◆ GIVEN REQUEST ◆
Copy out all the lines exactly. Omit pictures.

______________________________

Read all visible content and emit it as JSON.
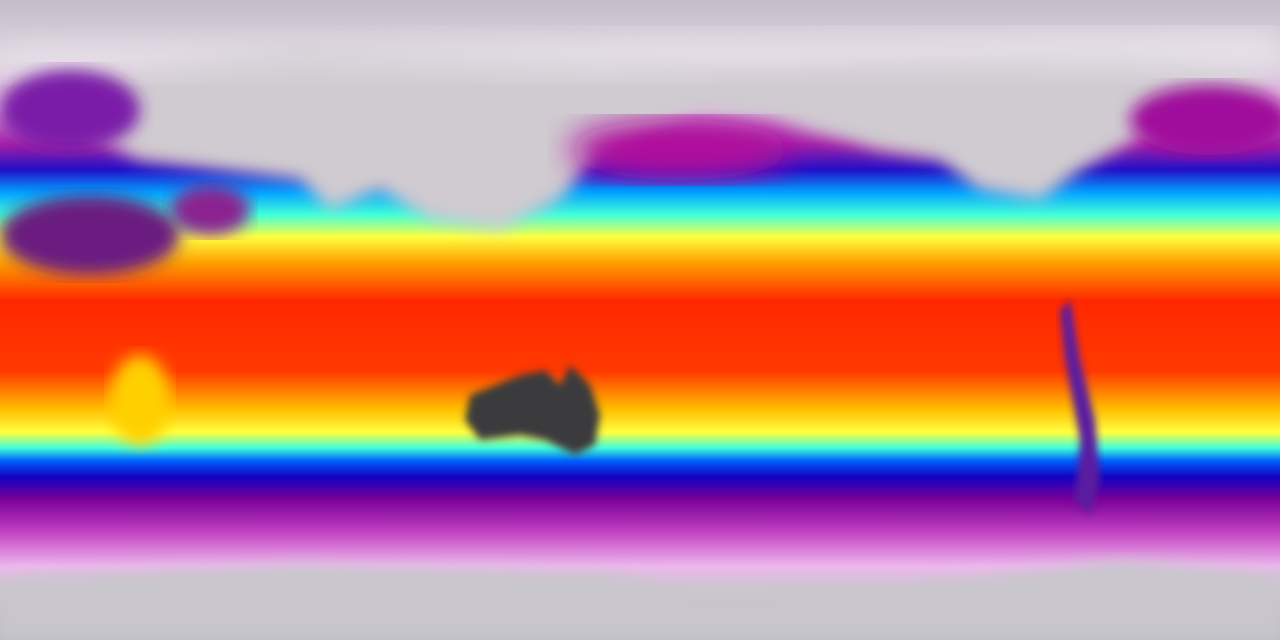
{
  "map": {
    "projection": "equirectangular",
    "variable_shown_by_color": "temperature",
    "colormap": [
      "#c8c2cc",
      "#e8dce8",
      "#c040c0",
      "#7a0098",
      "#1808c8",
      "#0090ff",
      "#40ffe0",
      "#ffff30",
      "#ffa000",
      "#ff2a00"
    ],
    "land_cold_color": "#b8b8bc",
    "australia_color": "#3a3a3c"
  }
}
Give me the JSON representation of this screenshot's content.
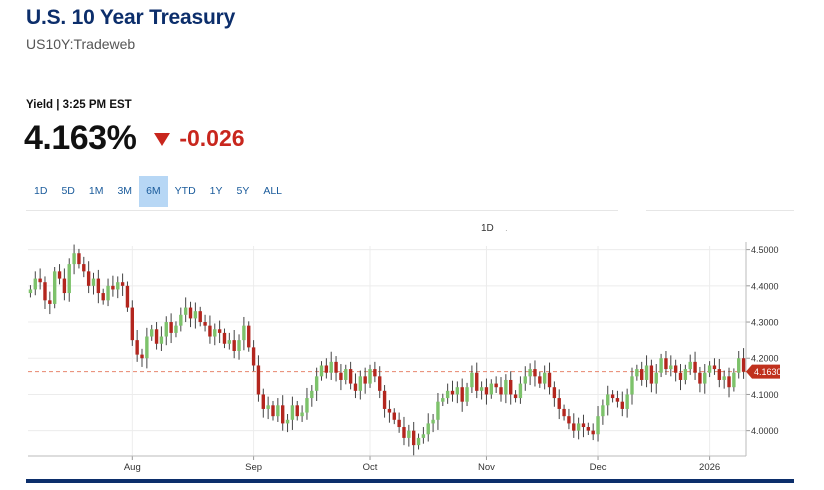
{
  "header": {
    "title": "U.S. 10 Year Treasury",
    "subtitle": "US10Y:Tradeweb"
  },
  "quote": {
    "label": "Yield | 3:25 PM EST",
    "last": "4.163%",
    "change": "-0.026",
    "direction_icon": "down-triangle-icon",
    "change_color": "#c8261d"
  },
  "ranges": [
    "1D",
    "5D",
    "1M",
    "3M",
    "6M",
    "YTD",
    "1Y",
    "5Y",
    "ALL"
  ],
  "active_range": "6M",
  "interval": "1D",
  "colors": {
    "up": "#7dc26b",
    "down": "#b3261e",
    "accent": "#0c2e6b",
    "last_price_line": "#e8866e",
    "last_price_tag": "#c0311d"
  },
  "chart_data": {
    "type": "candlestick",
    "ylim": [
      3.93,
      4.51
    ],
    "yticks": [
      "4.5000",
      "4.4000",
      "4.3000",
      "4.2000",
      "4.1000",
      "4.0000"
    ],
    "ytick_values": [
      4.5,
      4.4,
      4.3,
      4.2,
      4.1,
      4.0
    ],
    "xticks": [
      "Aug",
      "Sep",
      "Oct",
      "Nov",
      "Dec",
      "2026"
    ],
    "xtick_index": [
      21,
      46,
      70,
      94,
      117,
      140
    ],
    "last_price_label": "4.1630",
    "last_price": 4.163,
    "grid": true,
    "closes": [
      4.39,
      4.42,
      4.41,
      4.36,
      4.35,
      4.44,
      4.42,
      4.38,
      4.46,
      4.49,
      4.46,
      4.44,
      4.4,
      4.42,
      4.38,
      4.36,
      4.4,
      4.39,
      4.41,
      4.4,
      4.34,
      4.25,
      4.21,
      4.2,
      4.26,
      4.28,
      4.24,
      4.26,
      4.3,
      4.27,
      4.29,
      4.32,
      4.34,
      4.31,
      4.33,
      4.3,
      4.29,
      4.26,
      4.28,
      4.27,
      4.24,
      4.25,
      4.22,
      4.25,
      4.29,
      4.23,
      4.18,
      4.1,
      4.06,
      4.07,
      4.04,
      4.07,
      4.02,
      4.03,
      4.07,
      4.04,
      4.05,
      4.09,
      4.11,
      4.15,
      4.18,
      4.16,
      4.19,
      4.16,
      4.14,
      4.17,
      4.13,
      4.11,
      4.15,
      4.13,
      4.17,
      4.15,
      4.11,
      4.06,
      4.05,
      4.03,
      4.01,
      3.98,
      4.0,
      3.96,
      3.98,
      3.99,
      4.02,
      4.03,
      4.08,
      4.09,
      4.11,
      4.1,
      4.12,
      4.08,
      4.12,
      4.16,
      4.11,
      4.12,
      4.1,
      4.13,
      4.12,
      4.1,
      4.14,
      4.1,
      4.09,
      4.13,
      4.15,
      4.17,
      4.15,
      4.13,
      4.16,
      4.12,
      4.09,
      4.06,
      4.04,
      4.02,
      4.0,
      4.02,
      4.01,
      4.0,
      3.99,
      4.04,
      4.07,
      4.1,
      4.09,
      4.08,
      4.06,
      4.1,
      4.15,
      4.17,
      4.14,
      4.18,
      4.13,
      4.16,
      4.2,
      4.17,
      4.18,
      4.16,
      4.14,
      4.17,
      4.19,
      4.16,
      4.13,
      4.16,
      4.18,
      4.17,
      4.14,
      4.15,
      4.12,
      4.16,
      4.2,
      4.163
    ]
  }
}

______________________________

◆ ANSWER TO THIS EXERCISE ◆
Read all visible content and emit it as JSON.
{
  "map": {
    "projection": "equirectangular",
    "variable_shown_by_color": "temperature",
    "colormap": [
      "#c8c2cc",
      "#e8dce8",
      "#c040c0",
      "#7a0098",
      "#1808c8",
      "#0090ff",
      "#40ffe0",
      "#ffff30",
      "#ffa000",
      "#ff2a00"
    ],
    "land_cold_color": "#b8b8bc",
    "australia_color": "#3a3a3c"
  }
}
Give me the JSON representation of this screenshot's content.
{
  "header": {
    "title": "U.S. 10 Year Treasury",
    "subtitle": "US10Y:Tradeweb"
  },
  "quote": {
    "label": "Yield | 3:25 PM EST",
    "last": "4.163%",
    "change": "-0.026",
    "direction_icon": "down-triangle-icon",
    "change_color": "#c8261d"
  },
  "ranges": [
    "1D",
    "5D",
    "1M",
    "3M",
    "6M",
    "YTD",
    "1Y",
    "5Y",
    "ALL"
  ],
  "active_range": "6M",
  "interval": "1D",
  "colors": {
    "up": "#7dc26b",
    "down": "#b3261e",
    "accent": "#0c2e6b",
    "last_price_line": "#e8866e",
    "last_price_tag": "#c0311d"
  },
  "chart_data": {
    "type": "candlestick",
    "ylim": [
      3.93,
      4.51
    ],
    "yticks": [
      "4.5000",
      "4.4000",
      "4.3000",
      "4.2000",
      "4.1000",
      "4.0000"
    ],
    "ytick_values": [
      4.5,
      4.4,
      4.3,
      4.2,
      4.1,
      4.0
    ],
    "xticks": [
      "Aug",
      "Sep",
      "Oct",
      "Nov",
      "Dec",
      "2026"
    ],
    "xtick_index": [
      21,
      46,
      70,
      94,
      117,
      140
    ],
    "last_price_label": "4.1630",
    "last_price": 4.163,
    "grid": true,
    "closes": [
      4.39,
      4.42,
      4.41,
      4.36,
      4.35,
      4.44,
      4.42,
      4.38,
      4.46,
      4.49,
      4.46,
      4.44,
      4.4,
      4.42,
      4.38,
      4.36,
      4.4,
      4.39,
      4.41,
      4.4,
      4.34,
      4.25,
      4.21,
      4.2,
      4.26,
      4.28,
      4.24,
      4.26,
      4.3,
      4.27,
      4.29,
      4.32,
      4.34,
      4.31,
      4.33,
      4.3,
      4.29,
      4.26,
      4.28,
      4.27,
      4.24,
      4.25,
      4.22,
      4.25,
      4.29,
      4.23,
      4.18,
      4.1,
      4.06,
      4.07,
      4.04,
      4.07,
      4.02,
      4.03,
      4.07,
      4.04,
      4.05,
      4.09,
      4.11,
      4.15,
      4.18,
      4.16,
      4.19,
      4.16,
      4.14,
      4.17,
      4.13,
      4.11,
      4.15,
      4.13,
      4.17,
      4.15,
      4.11,
      4.06,
      4.05,
      4.03,
      4.01,
      3.98,
      4.0,
      3.96,
      3.98,
      3.99,
      4.02,
      4.03,
      4.08,
      4.09,
      4.11,
      4.1,
      4.12,
      4.08,
      4.12,
      4.16,
      4.11,
      4.12,
      4.1,
      4.13,
      4.12,
      4.1,
      4.14,
      4.1,
      4.09,
      4.13,
      4.15,
      4.17,
      4.15,
      4.13,
      4.16,
      4.12,
      4.09,
      4.06,
      4.04,
      4.02,
      4.0,
      4.02,
      4.01,
      4.0,
      3.99,
      4.04,
      4.07,
      4.1,
      4.09,
      4.08,
      4.06,
      4.1,
      4.15,
      4.17,
      4.14,
      4.18,
      4.13,
      4.16,
      4.2,
      4.17,
      4.18,
      4.16,
      4.14,
      4.17,
      4.19,
      4.16,
      4.13,
      4.16,
      4.18,
      4.17,
      4.14,
      4.15,
      4.12,
      4.16,
      4.2,
      4.163
    ]
  }
}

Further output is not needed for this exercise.